TASK: Pull every line containing the word "this" from the records.

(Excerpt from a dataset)
"""

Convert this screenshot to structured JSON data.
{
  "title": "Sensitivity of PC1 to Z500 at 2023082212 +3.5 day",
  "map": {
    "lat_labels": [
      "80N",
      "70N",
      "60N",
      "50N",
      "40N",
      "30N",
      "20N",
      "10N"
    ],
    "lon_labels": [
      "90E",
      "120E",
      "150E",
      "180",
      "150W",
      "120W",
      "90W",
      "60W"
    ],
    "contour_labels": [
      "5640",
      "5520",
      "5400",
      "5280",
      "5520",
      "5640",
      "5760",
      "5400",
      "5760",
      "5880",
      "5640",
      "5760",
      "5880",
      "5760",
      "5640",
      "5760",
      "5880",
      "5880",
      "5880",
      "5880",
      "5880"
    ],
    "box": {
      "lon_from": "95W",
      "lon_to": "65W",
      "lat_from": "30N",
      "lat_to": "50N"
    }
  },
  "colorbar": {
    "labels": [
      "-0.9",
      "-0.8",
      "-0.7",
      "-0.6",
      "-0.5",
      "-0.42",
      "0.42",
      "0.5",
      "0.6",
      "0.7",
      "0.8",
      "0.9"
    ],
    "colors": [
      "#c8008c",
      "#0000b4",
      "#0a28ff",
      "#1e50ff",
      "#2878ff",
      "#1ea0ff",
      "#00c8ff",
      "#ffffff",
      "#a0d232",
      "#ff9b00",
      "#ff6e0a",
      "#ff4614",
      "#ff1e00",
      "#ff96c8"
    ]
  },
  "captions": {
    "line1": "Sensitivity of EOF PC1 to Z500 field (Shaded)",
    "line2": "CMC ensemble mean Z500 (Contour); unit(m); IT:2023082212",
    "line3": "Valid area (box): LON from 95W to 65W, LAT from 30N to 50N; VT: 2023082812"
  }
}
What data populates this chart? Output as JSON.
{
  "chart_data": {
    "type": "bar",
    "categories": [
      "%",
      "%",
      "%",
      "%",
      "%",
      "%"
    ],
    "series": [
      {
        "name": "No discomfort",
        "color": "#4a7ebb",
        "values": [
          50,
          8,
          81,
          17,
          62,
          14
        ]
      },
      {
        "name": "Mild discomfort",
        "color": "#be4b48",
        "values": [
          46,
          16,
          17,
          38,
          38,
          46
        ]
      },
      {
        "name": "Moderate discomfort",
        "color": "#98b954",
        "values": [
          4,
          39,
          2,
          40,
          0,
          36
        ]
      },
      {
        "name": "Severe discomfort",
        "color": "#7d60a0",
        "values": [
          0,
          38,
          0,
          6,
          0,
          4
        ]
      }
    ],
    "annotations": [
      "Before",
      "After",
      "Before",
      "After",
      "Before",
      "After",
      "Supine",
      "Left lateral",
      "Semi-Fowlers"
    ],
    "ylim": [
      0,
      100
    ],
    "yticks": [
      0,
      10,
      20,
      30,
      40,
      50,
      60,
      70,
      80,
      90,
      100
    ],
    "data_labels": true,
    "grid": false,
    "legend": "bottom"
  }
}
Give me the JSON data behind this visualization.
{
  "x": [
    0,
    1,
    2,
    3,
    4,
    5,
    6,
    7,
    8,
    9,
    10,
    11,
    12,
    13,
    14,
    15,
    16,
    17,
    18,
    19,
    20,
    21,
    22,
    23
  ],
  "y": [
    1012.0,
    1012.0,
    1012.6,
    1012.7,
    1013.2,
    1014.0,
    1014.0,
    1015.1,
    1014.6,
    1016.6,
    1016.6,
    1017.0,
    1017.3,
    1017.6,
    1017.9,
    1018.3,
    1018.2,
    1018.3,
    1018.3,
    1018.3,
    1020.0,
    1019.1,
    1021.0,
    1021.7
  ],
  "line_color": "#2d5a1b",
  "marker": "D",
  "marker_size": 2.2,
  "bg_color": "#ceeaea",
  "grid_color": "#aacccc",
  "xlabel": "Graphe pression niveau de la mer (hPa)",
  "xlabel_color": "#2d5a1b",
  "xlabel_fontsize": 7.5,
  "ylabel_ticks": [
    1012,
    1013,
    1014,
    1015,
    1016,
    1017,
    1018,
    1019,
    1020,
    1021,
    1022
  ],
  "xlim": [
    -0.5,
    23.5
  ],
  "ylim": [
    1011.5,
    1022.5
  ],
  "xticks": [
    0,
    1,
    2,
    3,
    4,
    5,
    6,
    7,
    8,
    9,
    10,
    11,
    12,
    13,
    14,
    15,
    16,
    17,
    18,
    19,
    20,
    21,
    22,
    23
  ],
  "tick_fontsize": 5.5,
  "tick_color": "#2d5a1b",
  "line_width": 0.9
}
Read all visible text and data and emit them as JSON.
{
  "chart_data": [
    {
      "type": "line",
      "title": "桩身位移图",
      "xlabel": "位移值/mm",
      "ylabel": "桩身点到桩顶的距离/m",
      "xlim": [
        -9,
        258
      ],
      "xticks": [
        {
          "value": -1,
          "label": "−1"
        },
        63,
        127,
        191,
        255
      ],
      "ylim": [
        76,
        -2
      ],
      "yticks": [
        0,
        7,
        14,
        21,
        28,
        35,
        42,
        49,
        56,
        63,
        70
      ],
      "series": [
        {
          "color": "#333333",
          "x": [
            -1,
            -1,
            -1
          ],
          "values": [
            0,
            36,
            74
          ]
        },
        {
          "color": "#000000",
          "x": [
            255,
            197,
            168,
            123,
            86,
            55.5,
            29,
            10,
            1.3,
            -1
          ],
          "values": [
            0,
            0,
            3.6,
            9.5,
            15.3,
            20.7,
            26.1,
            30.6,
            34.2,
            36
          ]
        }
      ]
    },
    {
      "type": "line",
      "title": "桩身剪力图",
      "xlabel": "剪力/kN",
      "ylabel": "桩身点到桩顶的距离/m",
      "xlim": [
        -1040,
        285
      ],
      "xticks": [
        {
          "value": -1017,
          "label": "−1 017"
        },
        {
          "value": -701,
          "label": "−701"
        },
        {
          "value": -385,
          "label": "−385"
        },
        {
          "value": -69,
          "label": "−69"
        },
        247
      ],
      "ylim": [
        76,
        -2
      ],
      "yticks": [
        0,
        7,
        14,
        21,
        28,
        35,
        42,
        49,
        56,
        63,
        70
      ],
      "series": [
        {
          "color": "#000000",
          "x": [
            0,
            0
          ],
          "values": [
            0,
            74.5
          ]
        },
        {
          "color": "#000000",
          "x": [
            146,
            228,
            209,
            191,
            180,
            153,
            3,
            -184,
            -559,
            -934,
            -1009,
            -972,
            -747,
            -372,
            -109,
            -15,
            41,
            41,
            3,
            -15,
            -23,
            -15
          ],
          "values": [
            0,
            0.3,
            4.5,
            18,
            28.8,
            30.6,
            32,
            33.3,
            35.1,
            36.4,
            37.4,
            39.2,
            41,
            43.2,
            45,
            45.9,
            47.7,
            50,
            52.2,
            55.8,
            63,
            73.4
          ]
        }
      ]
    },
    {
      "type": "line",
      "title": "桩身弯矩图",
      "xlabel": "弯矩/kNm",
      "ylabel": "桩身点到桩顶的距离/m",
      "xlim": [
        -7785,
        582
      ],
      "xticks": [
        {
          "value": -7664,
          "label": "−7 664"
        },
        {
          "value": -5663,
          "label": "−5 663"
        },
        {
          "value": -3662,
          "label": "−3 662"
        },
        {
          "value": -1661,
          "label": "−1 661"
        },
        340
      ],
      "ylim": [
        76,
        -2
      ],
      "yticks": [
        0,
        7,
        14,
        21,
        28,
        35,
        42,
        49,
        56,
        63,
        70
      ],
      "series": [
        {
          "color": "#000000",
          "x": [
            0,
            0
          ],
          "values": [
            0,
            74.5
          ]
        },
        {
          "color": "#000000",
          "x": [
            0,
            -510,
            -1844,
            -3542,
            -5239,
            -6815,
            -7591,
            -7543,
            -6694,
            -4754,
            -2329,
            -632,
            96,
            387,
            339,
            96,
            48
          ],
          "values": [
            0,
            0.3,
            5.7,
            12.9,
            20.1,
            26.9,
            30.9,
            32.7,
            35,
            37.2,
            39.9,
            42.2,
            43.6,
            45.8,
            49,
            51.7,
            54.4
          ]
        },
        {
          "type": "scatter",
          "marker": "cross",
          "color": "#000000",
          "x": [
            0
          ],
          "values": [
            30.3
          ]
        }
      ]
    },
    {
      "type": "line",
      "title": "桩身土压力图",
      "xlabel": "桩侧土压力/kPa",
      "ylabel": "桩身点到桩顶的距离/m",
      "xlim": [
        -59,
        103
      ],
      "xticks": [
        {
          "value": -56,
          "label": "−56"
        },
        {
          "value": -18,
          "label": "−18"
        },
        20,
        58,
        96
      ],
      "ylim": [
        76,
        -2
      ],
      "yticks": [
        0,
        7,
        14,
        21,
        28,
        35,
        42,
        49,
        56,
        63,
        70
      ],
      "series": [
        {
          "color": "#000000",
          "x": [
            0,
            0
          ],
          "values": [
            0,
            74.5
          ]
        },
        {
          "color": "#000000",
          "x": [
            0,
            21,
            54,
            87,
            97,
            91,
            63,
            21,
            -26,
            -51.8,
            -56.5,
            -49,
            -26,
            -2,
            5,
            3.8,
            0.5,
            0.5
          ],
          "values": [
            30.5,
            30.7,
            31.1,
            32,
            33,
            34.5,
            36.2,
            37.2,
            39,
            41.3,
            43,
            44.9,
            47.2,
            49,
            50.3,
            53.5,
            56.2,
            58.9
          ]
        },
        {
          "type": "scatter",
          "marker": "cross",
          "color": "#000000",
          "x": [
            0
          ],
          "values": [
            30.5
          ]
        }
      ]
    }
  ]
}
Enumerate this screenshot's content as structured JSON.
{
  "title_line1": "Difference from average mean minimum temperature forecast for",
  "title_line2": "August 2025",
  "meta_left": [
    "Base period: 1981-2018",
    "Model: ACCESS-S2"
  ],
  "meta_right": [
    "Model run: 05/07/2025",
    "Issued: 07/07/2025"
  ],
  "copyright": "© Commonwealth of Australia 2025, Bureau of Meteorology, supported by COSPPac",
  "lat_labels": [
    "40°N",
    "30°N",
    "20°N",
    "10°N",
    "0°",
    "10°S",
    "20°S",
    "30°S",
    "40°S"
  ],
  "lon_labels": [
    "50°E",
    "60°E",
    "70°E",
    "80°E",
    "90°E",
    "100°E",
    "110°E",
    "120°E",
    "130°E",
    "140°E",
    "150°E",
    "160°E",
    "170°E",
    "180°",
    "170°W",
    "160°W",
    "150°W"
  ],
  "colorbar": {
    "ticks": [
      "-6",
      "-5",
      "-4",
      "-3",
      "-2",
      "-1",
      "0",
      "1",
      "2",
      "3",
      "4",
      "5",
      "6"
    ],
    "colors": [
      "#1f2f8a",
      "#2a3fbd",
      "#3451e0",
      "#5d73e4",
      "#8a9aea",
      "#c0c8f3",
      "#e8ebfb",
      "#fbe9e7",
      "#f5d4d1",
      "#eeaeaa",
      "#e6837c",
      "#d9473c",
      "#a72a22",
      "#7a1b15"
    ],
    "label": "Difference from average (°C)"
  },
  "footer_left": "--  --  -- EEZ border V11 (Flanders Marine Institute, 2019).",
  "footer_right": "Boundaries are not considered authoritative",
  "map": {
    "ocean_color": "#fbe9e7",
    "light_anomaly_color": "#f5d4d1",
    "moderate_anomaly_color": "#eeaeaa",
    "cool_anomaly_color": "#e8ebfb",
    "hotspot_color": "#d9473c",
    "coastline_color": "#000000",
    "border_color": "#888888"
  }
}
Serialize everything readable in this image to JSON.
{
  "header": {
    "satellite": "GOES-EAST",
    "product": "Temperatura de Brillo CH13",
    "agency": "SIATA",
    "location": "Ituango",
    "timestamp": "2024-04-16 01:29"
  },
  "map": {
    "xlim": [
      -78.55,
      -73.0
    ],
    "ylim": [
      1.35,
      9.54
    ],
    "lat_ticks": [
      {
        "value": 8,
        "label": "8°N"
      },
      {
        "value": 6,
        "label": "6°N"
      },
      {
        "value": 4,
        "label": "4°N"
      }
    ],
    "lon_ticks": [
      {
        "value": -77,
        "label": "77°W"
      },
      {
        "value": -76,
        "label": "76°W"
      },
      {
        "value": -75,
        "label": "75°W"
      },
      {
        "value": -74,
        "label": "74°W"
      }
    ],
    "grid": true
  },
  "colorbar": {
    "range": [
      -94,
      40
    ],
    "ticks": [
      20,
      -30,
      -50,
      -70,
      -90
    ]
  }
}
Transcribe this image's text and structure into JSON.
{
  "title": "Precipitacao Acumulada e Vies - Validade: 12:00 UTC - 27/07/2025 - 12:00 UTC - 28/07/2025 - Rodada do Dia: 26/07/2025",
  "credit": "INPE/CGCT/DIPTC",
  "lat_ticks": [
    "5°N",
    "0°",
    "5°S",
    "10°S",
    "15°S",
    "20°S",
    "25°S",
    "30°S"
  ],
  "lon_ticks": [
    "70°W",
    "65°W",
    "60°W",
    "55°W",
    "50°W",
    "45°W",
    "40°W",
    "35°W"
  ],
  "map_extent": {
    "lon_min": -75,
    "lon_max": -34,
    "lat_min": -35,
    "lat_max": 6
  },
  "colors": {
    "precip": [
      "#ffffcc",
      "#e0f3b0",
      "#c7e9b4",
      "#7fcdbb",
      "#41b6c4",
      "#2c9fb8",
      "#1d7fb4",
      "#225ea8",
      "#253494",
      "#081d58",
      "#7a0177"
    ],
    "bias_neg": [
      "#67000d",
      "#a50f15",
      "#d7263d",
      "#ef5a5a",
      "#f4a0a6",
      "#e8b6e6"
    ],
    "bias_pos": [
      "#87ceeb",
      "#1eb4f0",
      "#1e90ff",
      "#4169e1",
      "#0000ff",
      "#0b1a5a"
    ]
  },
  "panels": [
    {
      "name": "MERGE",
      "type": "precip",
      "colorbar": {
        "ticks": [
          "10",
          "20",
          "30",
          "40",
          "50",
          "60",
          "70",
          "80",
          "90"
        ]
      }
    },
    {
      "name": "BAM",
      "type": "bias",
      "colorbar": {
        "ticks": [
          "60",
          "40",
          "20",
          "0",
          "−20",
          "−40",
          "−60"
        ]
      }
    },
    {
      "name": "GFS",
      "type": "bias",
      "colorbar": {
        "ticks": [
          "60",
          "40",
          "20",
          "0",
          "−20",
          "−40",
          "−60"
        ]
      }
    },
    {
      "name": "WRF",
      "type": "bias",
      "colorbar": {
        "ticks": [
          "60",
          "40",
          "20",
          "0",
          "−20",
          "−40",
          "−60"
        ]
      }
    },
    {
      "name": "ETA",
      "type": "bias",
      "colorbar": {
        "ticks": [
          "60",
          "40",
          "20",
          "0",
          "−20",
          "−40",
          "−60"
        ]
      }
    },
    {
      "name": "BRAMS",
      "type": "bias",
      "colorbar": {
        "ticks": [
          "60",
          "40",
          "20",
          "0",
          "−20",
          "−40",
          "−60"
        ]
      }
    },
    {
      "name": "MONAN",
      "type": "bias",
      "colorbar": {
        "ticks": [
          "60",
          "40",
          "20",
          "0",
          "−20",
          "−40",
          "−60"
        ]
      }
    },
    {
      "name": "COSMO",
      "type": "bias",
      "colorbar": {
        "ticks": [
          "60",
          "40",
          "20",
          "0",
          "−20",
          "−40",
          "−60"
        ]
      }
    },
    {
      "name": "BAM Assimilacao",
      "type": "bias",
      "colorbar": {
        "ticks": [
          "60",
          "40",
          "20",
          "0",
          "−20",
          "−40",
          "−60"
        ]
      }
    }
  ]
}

"""

TASK RESULT:
Convert this screenshot to structured JSON data.
What data populates this chart? Output as JSON.
Give me the JSON data behind this visualization.
Enumerate this screenshot's content as structured JSON.
Serialize everything readable in this image to JSON.
Transcribe this image's text and structure into JSON.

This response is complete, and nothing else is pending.